• WORK REQUIRED
Each line in the entries below that holds the string "JSON" is to be listed.
▬▬▬▬▬▬
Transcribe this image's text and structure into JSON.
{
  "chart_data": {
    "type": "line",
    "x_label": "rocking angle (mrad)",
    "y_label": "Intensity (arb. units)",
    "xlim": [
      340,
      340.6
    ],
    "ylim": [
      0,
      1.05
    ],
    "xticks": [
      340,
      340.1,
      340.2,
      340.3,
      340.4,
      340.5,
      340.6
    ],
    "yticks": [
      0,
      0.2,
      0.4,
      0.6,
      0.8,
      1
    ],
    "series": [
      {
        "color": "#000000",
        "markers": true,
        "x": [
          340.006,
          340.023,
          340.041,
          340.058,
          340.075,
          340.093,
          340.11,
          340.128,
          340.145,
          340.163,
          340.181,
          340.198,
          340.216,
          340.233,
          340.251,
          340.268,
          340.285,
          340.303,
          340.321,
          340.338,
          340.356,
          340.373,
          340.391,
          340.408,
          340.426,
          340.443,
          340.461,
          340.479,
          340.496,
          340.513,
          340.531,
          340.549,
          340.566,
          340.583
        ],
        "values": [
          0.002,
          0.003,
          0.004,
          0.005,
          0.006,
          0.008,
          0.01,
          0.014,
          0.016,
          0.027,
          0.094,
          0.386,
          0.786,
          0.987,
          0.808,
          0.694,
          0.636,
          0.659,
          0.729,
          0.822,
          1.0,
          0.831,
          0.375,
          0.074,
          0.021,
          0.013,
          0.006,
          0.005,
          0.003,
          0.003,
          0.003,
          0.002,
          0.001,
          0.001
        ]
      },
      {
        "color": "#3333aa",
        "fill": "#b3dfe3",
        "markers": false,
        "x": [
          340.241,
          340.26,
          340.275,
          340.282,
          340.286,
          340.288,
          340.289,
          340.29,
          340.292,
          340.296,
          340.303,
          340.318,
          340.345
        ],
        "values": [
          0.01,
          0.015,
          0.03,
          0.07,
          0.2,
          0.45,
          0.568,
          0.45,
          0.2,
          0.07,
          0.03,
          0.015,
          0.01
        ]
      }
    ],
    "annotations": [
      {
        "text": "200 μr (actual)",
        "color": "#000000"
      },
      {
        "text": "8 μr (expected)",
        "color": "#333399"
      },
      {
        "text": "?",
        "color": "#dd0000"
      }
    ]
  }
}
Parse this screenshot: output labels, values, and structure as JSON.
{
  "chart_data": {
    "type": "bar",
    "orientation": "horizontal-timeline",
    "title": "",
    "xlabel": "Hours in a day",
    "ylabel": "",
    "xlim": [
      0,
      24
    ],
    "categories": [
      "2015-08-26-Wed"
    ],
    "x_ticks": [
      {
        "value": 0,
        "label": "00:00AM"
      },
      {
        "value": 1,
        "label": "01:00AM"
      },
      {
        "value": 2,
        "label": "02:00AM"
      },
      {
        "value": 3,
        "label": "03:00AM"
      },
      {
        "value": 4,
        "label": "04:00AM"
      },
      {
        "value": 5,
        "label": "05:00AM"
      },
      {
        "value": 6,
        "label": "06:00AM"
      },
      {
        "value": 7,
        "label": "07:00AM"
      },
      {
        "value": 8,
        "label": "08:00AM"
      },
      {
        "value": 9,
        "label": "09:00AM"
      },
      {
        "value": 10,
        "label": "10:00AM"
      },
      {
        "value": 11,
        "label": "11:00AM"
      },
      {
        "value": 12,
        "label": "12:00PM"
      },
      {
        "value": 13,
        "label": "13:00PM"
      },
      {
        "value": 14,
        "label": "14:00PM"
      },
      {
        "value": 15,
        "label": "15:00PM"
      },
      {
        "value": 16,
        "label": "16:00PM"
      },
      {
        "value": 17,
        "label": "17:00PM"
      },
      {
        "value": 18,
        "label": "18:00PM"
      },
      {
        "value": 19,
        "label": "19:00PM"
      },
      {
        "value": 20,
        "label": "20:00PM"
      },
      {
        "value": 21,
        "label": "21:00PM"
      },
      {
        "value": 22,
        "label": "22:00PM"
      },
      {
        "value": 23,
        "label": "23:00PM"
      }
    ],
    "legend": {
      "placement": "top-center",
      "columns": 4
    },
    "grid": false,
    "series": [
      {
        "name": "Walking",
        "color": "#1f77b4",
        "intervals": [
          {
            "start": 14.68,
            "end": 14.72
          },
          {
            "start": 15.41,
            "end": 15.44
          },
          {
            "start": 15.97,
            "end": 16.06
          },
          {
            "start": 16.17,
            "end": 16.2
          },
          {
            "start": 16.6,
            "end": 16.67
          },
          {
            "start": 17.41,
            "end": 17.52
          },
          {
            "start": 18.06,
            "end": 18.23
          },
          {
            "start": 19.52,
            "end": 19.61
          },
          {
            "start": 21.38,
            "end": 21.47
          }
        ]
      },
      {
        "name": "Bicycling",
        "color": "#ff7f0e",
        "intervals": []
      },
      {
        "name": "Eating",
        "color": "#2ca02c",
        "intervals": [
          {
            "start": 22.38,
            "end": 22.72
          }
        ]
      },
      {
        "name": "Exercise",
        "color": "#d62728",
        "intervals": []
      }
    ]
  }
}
▬▬▬▬▬▬
• PROBLEM SOLUTION
Transcribe this image's text and structure into JSON.
Parse this screenshot: output labels, values, and structure as JSON.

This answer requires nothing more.